§ **WRITTEN PROBLEM**: Repeat the records below exactly, line for line.

§ **RAW DATA**:
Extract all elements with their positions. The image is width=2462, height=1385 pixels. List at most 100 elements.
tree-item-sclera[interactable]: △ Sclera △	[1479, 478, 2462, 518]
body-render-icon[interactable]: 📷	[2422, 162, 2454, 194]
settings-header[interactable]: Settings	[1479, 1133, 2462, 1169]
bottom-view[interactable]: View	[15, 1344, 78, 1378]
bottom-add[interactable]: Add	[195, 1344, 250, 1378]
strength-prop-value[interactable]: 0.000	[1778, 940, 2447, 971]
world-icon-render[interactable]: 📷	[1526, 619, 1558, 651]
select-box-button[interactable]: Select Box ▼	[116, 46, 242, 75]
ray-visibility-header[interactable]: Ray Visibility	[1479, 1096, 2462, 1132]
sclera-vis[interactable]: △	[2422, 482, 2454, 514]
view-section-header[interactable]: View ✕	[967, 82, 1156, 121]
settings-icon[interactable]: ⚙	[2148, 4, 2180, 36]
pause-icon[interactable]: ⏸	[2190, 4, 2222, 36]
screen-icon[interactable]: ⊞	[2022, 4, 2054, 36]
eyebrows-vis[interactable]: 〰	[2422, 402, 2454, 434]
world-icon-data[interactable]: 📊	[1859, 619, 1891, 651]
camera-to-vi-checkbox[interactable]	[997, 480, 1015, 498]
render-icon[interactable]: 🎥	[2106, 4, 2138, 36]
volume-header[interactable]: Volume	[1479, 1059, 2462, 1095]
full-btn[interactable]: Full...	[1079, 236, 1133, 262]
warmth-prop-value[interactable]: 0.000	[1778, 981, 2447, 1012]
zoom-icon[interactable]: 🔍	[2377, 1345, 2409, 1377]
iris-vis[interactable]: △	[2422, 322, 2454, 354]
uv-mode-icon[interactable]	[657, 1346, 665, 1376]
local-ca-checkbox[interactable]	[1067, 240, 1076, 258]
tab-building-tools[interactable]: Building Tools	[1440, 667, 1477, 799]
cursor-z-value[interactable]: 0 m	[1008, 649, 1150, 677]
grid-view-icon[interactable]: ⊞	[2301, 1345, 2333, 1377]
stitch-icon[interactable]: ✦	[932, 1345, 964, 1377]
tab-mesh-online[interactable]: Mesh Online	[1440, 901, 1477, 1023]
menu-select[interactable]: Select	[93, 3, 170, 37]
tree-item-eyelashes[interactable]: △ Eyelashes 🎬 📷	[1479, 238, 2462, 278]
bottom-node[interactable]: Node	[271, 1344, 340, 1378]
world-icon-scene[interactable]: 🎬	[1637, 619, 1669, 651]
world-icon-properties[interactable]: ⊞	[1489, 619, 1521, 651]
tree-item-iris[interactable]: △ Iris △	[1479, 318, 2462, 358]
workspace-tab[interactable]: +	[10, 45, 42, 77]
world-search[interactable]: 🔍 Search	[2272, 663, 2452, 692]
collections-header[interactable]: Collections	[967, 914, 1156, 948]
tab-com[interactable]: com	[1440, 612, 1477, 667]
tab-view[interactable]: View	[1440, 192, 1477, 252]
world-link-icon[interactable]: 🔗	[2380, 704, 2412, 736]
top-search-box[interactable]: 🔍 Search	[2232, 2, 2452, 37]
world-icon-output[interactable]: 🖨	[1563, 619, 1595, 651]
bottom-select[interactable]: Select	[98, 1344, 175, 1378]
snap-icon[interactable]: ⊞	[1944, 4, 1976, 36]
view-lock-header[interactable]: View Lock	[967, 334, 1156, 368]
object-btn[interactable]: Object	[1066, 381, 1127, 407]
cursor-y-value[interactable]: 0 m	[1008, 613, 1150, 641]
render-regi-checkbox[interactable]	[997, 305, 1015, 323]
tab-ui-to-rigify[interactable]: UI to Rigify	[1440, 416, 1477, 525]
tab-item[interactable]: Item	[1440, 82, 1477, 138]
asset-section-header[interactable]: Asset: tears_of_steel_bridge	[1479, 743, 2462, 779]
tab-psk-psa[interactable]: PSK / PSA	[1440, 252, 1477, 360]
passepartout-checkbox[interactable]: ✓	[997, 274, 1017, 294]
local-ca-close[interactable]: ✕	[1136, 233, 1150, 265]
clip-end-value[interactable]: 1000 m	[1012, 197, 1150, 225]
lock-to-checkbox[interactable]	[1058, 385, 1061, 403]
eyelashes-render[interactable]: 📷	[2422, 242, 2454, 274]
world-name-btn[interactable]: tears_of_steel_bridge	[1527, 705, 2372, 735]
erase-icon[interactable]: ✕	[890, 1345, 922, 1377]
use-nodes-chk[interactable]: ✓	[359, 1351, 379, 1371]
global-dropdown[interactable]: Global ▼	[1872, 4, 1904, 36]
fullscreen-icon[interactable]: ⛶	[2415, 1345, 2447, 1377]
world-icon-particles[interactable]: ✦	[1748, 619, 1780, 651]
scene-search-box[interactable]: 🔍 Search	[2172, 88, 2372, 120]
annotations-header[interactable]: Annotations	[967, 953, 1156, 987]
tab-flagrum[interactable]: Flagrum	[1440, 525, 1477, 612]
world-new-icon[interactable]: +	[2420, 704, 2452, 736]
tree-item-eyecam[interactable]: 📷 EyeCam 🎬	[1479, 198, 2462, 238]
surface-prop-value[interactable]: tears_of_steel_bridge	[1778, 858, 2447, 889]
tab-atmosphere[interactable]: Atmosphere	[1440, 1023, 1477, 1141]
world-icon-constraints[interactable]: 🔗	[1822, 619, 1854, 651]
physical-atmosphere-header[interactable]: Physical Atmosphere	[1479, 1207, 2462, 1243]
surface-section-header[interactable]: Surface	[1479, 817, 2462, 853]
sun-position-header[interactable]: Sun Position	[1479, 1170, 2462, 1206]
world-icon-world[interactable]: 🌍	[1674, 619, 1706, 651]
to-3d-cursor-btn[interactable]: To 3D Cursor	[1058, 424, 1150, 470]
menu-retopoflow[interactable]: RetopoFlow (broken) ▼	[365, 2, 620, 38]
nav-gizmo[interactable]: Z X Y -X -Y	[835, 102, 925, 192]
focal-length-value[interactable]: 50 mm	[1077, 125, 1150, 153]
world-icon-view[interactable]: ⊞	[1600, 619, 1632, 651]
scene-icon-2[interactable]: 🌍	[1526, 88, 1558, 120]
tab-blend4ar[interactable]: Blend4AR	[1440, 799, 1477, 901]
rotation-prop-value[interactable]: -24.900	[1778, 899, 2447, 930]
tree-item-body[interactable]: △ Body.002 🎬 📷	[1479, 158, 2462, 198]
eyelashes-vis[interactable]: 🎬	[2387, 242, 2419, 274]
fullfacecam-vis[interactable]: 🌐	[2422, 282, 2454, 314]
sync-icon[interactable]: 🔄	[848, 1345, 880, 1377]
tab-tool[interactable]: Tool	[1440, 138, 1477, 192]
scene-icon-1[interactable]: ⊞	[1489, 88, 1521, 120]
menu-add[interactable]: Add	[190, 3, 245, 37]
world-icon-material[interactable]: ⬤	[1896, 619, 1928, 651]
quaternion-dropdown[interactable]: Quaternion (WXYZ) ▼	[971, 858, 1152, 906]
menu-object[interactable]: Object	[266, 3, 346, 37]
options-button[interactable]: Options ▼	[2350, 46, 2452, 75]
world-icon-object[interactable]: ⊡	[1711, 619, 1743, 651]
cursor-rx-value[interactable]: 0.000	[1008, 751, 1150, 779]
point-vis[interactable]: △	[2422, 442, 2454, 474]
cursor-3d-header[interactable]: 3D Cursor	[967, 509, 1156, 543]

§ **SOLUTION**:
Extract all elements with their positions. The image is width=2462, height=1385 pixels. List at most 100 elements.
tree-item-sclera[interactable]: △ Sclera △	[1479, 478, 2462, 518]
body-render-icon[interactable]: 📷	[2422, 162, 2454, 194]
settings-header[interactable]: Settings	[1479, 1133, 2462, 1169]
bottom-view[interactable]: View	[15, 1344, 78, 1378]
bottom-add[interactable]: Add	[195, 1344, 250, 1378]
strength-prop-value[interactable]: 0.000	[1778, 940, 2447, 971]
world-icon-render[interactable]: 📷	[1526, 619, 1558, 651]
select-box-button[interactable]: Select Box ▼	[116, 46, 242, 75]
ray-visibility-header[interactable]: Ray Visibility	[1479, 1096, 2462, 1132]
sclera-vis[interactable]: △	[2422, 482, 2454, 514]
view-section-header[interactable]: View ✕	[967, 82, 1156, 121]
settings-icon[interactable]: ⚙	[2148, 4, 2180, 36]
pause-icon[interactable]: ⏸	[2190, 4, 2222, 36]
screen-icon[interactable]: ⊞	[2022, 4, 2054, 36]
eyebrows-vis[interactable]: 〰	[2422, 402, 2454, 434]
world-icon-data[interactable]: 📊	[1859, 619, 1891, 651]
camera-to-vi-checkbox[interactable]	[997, 480, 1015, 498]
render-icon[interactable]: 🎥	[2106, 4, 2138, 36]
volume-header[interactable]: Volume	[1479, 1059, 2462, 1095]
full-btn[interactable]: Full...	[1079, 236, 1133, 262]
warmth-prop-value[interactable]: 0.000	[1778, 981, 2447, 1012]
zoom-icon[interactable]: 🔍	[2377, 1345, 2409, 1377]
iris-vis[interactable]: △	[2422, 322, 2454, 354]
uv-mode-icon[interactable]	[657, 1346, 665, 1376]
local-ca-checkbox[interactable]	[1067, 240, 1076, 258]
tab-building-tools[interactable]: Building Tools	[1440, 667, 1477, 799]
cursor-z-value[interactable]: 0 m	[1008, 649, 1150, 677]
grid-view-icon[interactable]: ⊞	[2301, 1345, 2333, 1377]
stitch-icon[interactable]: ✦	[932, 1345, 964, 1377]
tab-mesh-online[interactable]: Mesh Online	[1440, 901, 1477, 1023]
menu-select[interactable]: Select	[93, 3, 170, 37]
tree-item-eyelashes[interactable]: △ Eyelashes 🎬 📷	[1479, 238, 2462, 278]
bottom-node[interactable]: Node	[271, 1344, 340, 1378]
world-icon-scene[interactable]: 🎬	[1637, 619, 1669, 651]
world-icon-properties[interactable]: ⊞	[1489, 619, 1521, 651]
tree-item-iris[interactable]: △ Iris △	[1479, 318, 2462, 358]
workspace-tab[interactable]: +	[10, 45, 42, 77]
world-search[interactable]: 🔍 Search	[2272, 663, 2452, 692]
collections-header[interactable]: Collections	[967, 914, 1156, 948]
tab-com[interactable]: com	[1440, 612, 1477, 667]
tab-view[interactable]: View	[1440, 192, 1477, 252]
world-link-icon[interactable]: 🔗	[2380, 704, 2412, 736]
top-search-box[interactable]: 🔍 Search	[2232, 2, 2452, 37]
world-icon-output[interactable]: 🖨	[1563, 619, 1595, 651]
bottom-select[interactable]: Select	[98, 1344, 175, 1378]
snap-icon[interactable]: ⊞	[1944, 4, 1976, 36]
view-lock-header[interactable]: View Lock	[967, 334, 1156, 368]
object-btn[interactable]: Object	[1066, 381, 1127, 407]
cursor-y-value[interactable]: 0 m	[1008, 613, 1150, 641]
render-regi-checkbox[interactable]	[997, 305, 1015, 323]
tab-ui-to-rigify[interactable]: UI to Rigify	[1440, 416, 1477, 525]
tab-item[interactable]: Item	[1440, 82, 1477, 138]
asset-section-header[interactable]: Asset: tears_of_steel_bridge	[1479, 743, 2462, 779]
tab-psk-psa[interactable]: PSK / PSA	[1440, 252, 1477, 360]
passepartout-checkbox[interactable]: ✓	[997, 274, 1017, 294]
local-ca-close[interactable]: ✕	[1136, 233, 1150, 265]
clip-end-value[interactable]: 1000 m	[1012, 197, 1150, 225]
lock-to-checkbox[interactable]	[1058, 385, 1061, 403]
eyelashes-render[interactable]: 📷	[2422, 242, 2454, 274]
world-name-btn[interactable]: tears_of_steel_bridge	[1527, 705, 2372, 735]
erase-icon[interactable]: ✕	[890, 1345, 922, 1377]
use-nodes-chk[interactable]: ✓	[359, 1351, 379, 1371]
global-dropdown[interactable]: Global ▼	[1872, 4, 1904, 36]
fullscreen-icon[interactable]: ⛶	[2415, 1345, 2447, 1377]
world-icon-particles[interactable]: ✦	[1748, 619, 1780, 651]
scene-search-box[interactable]: 🔍 Search	[2172, 88, 2372, 120]
annotations-header[interactable]: Annotations	[967, 953, 1156, 987]
tab-flagrum[interactable]: Flagrum	[1440, 525, 1477, 612]
world-new-icon[interactable]: +	[2420, 704, 2452, 736]
tree-item-eyecam[interactable]: 📷 EyeCam 🎬	[1479, 198, 2462, 238]
surface-prop-value[interactable]: tears_of_steel_bridge	[1778, 858, 2447, 889]
tab-atmosphere[interactable]: Atmosphere	[1440, 1023, 1477, 1141]
world-icon-constraints[interactable]: 🔗	[1822, 619, 1854, 651]
physical-atmosphere-header[interactable]: Physical Atmosphere	[1479, 1207, 2462, 1243]
surface-section-header[interactable]: Surface	[1479, 817, 2462, 853]
sun-position-header[interactable]: Sun Position	[1479, 1170, 2462, 1206]
world-icon-world[interactable]: 🌍	[1674, 619, 1706, 651]
to-3d-cursor-btn[interactable]: To 3D Cursor	[1058, 424, 1150, 470]
menu-retopoflow[interactable]: RetopoFlow (broken) ▼	[365, 2, 620, 38]
nav-gizmo[interactable]: Z X Y -X -Y	[835, 102, 925, 192]
focal-length-value[interactable]: 50 mm	[1077, 125, 1150, 153]
world-icon-view[interactable]: ⊞	[1600, 619, 1632, 651]
scene-icon-2[interactable]: 🌍	[1526, 88, 1558, 120]
tab-blend4ar[interactable]: Blend4AR	[1440, 799, 1477, 901]
rotation-prop-value[interactable]: -24.900	[1778, 899, 2447, 930]
tree-item-body[interactable]: △ Body.002 🎬 📷	[1479, 158, 2462, 198]
eyelashes-vis[interactable]: 🎬	[2387, 242, 2419, 274]
fullfacecam-vis[interactable]: 🌐	[2422, 282, 2454, 314]
sync-icon[interactable]: 🔄	[848, 1345, 880, 1377]
tab-tool[interactable]: Tool	[1440, 138, 1477, 192]
scene-icon-1[interactable]: ⊞	[1489, 88, 1521, 120]
menu-add[interactable]: Add	[190, 3, 245, 37]
world-icon-material[interactable]: ⬤	[1896, 619, 1928, 651]
quaternion-dropdown[interactable]: Quaternion (WXYZ) ▼	[971, 858, 1152, 906]
menu-object[interactable]: Object	[266, 3, 346, 37]
options-button[interactable]: Options ▼	[2350, 46, 2452, 75]
world-icon-object[interactable]: ⊡	[1711, 619, 1743, 651]
cursor-rx-value[interactable]: 0.000	[1008, 751, 1150, 779]
point-vis[interactable]: △	[2422, 442, 2454, 474]
cursor-3d-header[interactable]: 3D Cursor	[967, 509, 1156, 543]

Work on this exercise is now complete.